◆ EXERCISE GOAL ◆
Transcribe all the records exactly and omit any images they hold.

◆ GIVEN RECORDS ◆
────────

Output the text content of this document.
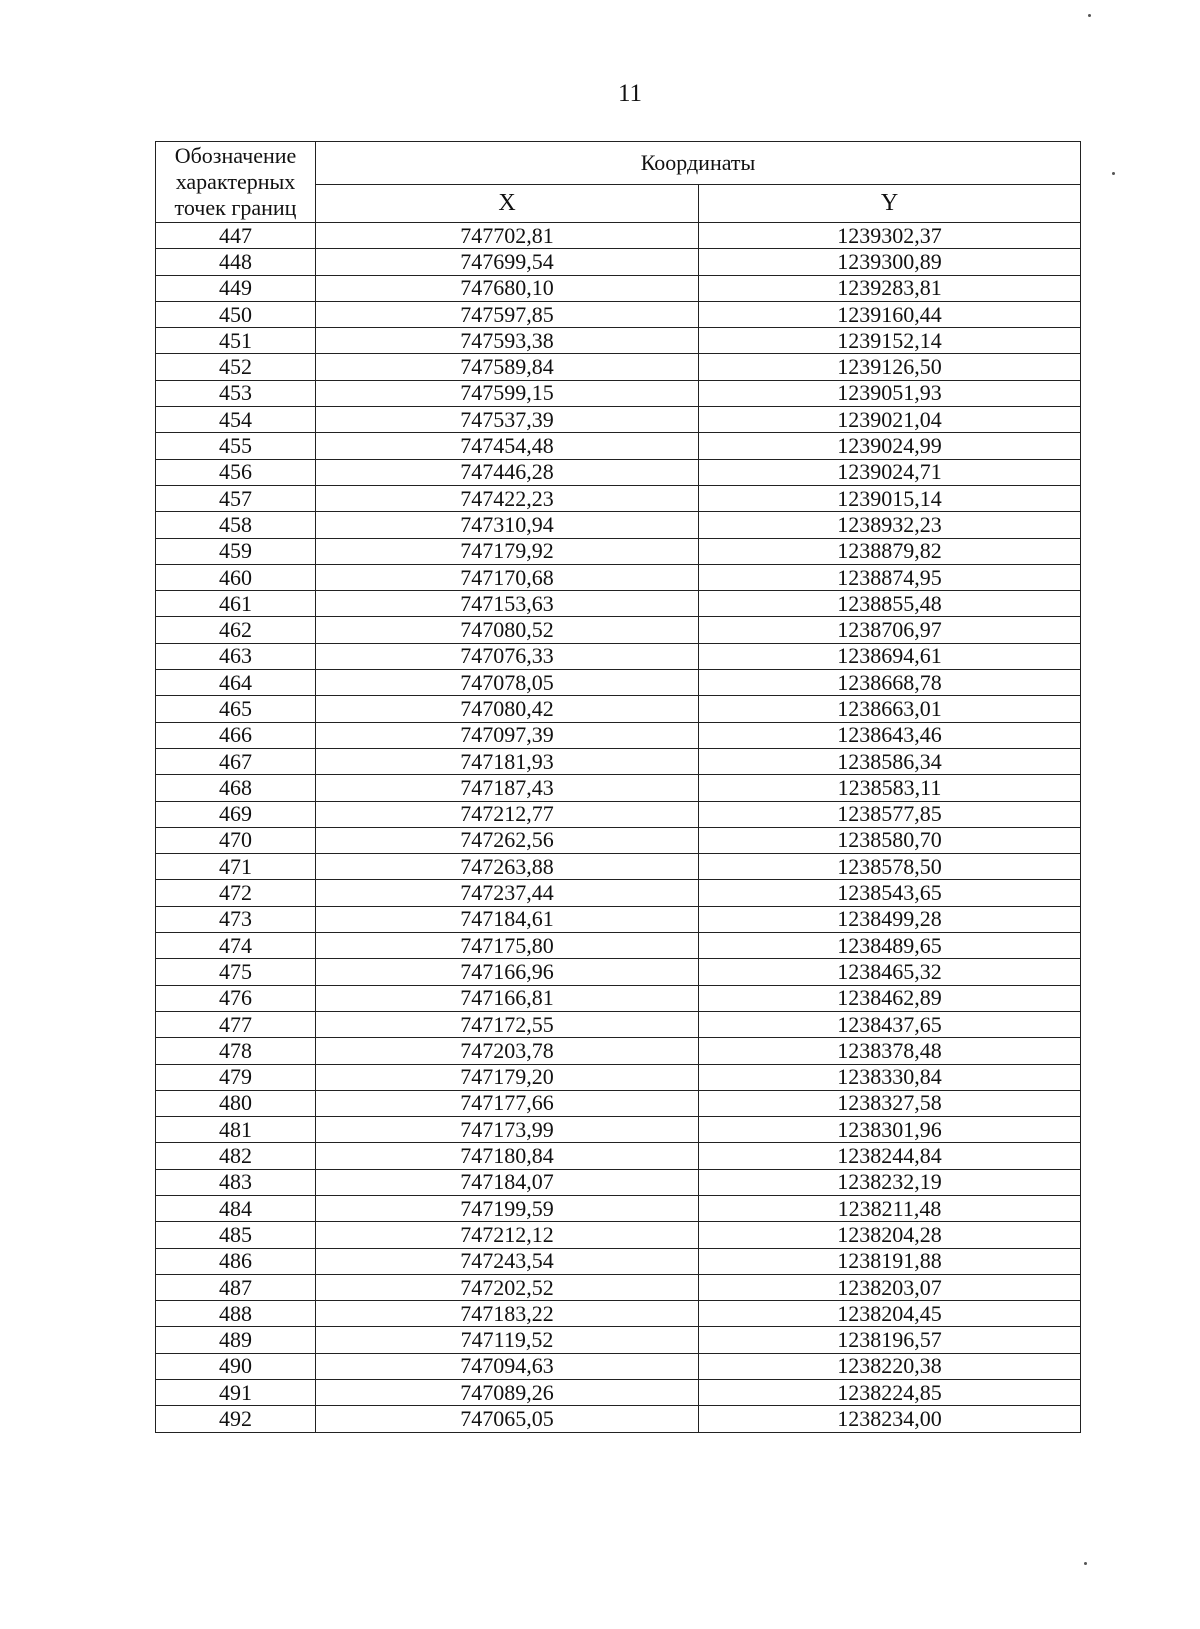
11
Обозначение характерных точек границ	Координаты	
	X	Y
447	747702,81	1239302,37
448	747699,54	1239300,89
449	747680,10	1239283,81
450	747597,85	1239160,44
451	747593,38	1239152,14
452	747589,84	1239126,50
453	747599,15	1239051,93
454	747537,39	1239021,04
455	747454,48	1239024,99
456	747446,28	1239024,71
457	747422,23	1239015,14
458	747310,94	1238932,23
459	747179,92	1238879,82
460	747170,68	1238874,95
461	747153,63	1238855,48
462	747080,52	1238706,97
463	747076,33	1238694,61
464	747078,05	1238668,78
465	747080,42	1238663,01
466	747097,39	1238643,46
467	747181,93	1238586,34
468	747187,43	1238583,11
469	747212,77	1238577,85
470	747262,56	1238580,70
471	747263,88	1238578,50
472	747237,44	1238543,65
473	747184,61	1238499,28
474	747175,80	1238489,65
475	747166,96	1238465,32
476	747166,81	1238462,89
477	747172,55	1238437,65
478	747203,78	1238378,48
479	747179,20	1238330,84
480	747177,66	1238327,58
481	747173,99	1238301,96
482	747180,84	1238244,84
483	747184,07	1238232,19
484	747199,59	1238211,48
485	747212,12	1238204,28
486	747243,54	1238191,88
487	747202,52	1238203,07
488	747183,22	1238204,45
489	747119,52	1238196,57
490	747094,63	1238220,38
491	747089,26	1238224,85
492	747065,05	1238234,00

────────

◆ TASK ANSWER ◆
Output the text content of this document.
11
Обозначение характерных точек границ	Координаты	
	X	Y
447	747702,81	1239302,37
448	747699,54	1239300,89
449	747680,10	1239283,81
450	747597,85	1239160,44
451	747593,38	1239152,14
452	747589,84	1239126,50
453	747599,15	1239051,93
454	747537,39	1239021,04
455	747454,48	1239024,99
456	747446,28	1239024,71
457	747422,23	1239015,14
458	747310,94	1238932,23
459	747179,92	1238879,82
460	747170,68	1238874,95
461	747153,63	1238855,48
462	747080,52	1238706,97
463	747076,33	1238694,61
464	747078,05	1238668,78
465	747080,42	1238663,01
466	747097,39	1238643,46
467	747181,93	1238586,34
468	747187,43	1238583,11
469	747212,77	1238577,85
470	747262,56	1238580,70
471	747263,88	1238578,50
472	747237,44	1238543,65
473	747184,61	1238499,28
474	747175,80	1238489,65
475	747166,96	1238465,32
476	747166,81	1238462,89
477	747172,55	1238437,65
478	747203,78	1238378,48
479	747179,20	1238330,84
480	747177,66	1238327,58
481	747173,99	1238301,96
482	747180,84	1238244,84
483	747184,07	1238232,19
484	747199,59	1238211,48
485	747212,12	1238204,28
486	747243,54	1238191,88
487	747202,52	1238203,07
488	747183,22	1238204,45
489	747119,52	1238196,57
490	747094,63	1238220,38
491	747089,26	1238224,85
492	747065,05	1238234,00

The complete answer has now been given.